DATA EXTRACTS below:

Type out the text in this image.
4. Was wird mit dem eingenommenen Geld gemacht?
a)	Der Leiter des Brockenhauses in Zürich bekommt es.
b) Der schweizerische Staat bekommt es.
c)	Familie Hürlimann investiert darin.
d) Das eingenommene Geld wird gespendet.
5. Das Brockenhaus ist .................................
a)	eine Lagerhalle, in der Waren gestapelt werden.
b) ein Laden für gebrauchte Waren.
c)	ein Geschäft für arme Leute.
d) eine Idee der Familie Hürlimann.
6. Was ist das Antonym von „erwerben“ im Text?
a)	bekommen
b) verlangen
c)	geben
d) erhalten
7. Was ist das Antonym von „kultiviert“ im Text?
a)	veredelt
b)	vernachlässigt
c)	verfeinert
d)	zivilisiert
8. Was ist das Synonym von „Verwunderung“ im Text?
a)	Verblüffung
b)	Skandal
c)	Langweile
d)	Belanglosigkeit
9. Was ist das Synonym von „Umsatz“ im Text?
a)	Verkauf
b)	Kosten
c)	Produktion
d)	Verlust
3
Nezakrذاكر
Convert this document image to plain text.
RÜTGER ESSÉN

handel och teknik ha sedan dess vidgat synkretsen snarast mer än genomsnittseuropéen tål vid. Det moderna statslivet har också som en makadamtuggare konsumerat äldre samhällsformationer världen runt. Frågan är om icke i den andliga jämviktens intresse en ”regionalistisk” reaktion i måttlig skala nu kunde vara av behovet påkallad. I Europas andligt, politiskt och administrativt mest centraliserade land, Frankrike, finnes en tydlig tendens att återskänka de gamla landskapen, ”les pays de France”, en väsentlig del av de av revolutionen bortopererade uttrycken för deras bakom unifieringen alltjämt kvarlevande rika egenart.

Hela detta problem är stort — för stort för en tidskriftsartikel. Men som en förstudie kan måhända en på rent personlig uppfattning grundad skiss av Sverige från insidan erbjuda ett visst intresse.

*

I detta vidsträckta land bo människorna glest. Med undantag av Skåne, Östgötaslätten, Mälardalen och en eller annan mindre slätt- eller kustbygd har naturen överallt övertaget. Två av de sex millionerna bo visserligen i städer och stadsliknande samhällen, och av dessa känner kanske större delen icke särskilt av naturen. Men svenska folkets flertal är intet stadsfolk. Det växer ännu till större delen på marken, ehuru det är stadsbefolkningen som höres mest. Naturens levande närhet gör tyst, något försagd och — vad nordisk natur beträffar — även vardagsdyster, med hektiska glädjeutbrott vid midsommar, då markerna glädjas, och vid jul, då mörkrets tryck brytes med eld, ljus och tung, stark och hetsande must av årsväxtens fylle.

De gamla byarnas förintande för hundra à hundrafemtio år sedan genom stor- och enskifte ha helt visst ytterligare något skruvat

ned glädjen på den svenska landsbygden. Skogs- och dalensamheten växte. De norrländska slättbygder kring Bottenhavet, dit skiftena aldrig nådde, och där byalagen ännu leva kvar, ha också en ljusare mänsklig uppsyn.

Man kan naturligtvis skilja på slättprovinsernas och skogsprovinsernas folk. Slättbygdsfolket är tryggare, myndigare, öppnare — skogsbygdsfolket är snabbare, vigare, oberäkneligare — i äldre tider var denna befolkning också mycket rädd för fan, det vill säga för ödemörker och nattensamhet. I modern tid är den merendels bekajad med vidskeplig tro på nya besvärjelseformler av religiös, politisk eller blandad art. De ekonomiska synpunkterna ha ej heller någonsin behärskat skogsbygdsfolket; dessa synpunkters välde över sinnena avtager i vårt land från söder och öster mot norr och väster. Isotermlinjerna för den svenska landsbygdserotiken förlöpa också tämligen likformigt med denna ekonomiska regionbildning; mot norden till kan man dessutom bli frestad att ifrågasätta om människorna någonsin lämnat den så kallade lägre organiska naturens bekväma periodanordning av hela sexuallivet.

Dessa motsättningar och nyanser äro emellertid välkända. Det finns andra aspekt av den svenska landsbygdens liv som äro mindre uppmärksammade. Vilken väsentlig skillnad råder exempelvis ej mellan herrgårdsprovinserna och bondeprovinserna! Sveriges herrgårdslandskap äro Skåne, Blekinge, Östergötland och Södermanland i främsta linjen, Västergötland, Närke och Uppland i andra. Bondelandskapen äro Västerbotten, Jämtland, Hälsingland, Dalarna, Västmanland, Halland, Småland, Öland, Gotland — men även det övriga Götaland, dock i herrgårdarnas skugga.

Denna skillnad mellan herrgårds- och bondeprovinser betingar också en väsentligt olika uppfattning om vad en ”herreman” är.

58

End of DATA EXTRACTS.

Please copy out each line of the listing above that contains the string "även".

I detta vidsträckta land bo människorna glest. Med undantag av Skåne, Östgötaslätten, Mälardalen och en eller annan mindre slätt- eller kustbygd har naturen överallt övertaget. Två av de sex millionerna bo visserligen i städer och stadsliknande samhällen, och av dessa känner kanske större delen icke särskilt av naturen. Men svenska folkets flertal är intet stadsfolk. Det växer ännu till större delen på marken, ehuru det är stadsbefolkningen som höres mest. Naturens levande närhet gör tyst, något försagd och — vad nordisk natur beträffar — även vardagsdyster, med hektiska glädjeutbrott vid midsommar, då markerna glädjas, och vid jul, då mörkrets tryck brytes med eld, ljus och tung, stark och hetsande must av årsväxtens fylle.
Dessa motsättningar och nyanser äro emellertid välkända. Det finns andra aspekt av den svenska landsbygdens liv som äro mindre uppmärksammade. Vilken väsentlig skillnad råder exempelvis ej mellan herrgårdsprovinserna och bondeprovinserna! Sveriges herrgårdslandskap äro Skåne, Blekinge, Östergötland och Södermanland i främsta linjen, Västergötland, Närke och Uppland i andra. Bondelandskapen äro Västerbotten, Jämtland, Hälsingland, Dalarna, Västmanland, Halland, Småland, Öland, Gotland — men även det övriga Götaland, dock i herrgårdarnas skugga.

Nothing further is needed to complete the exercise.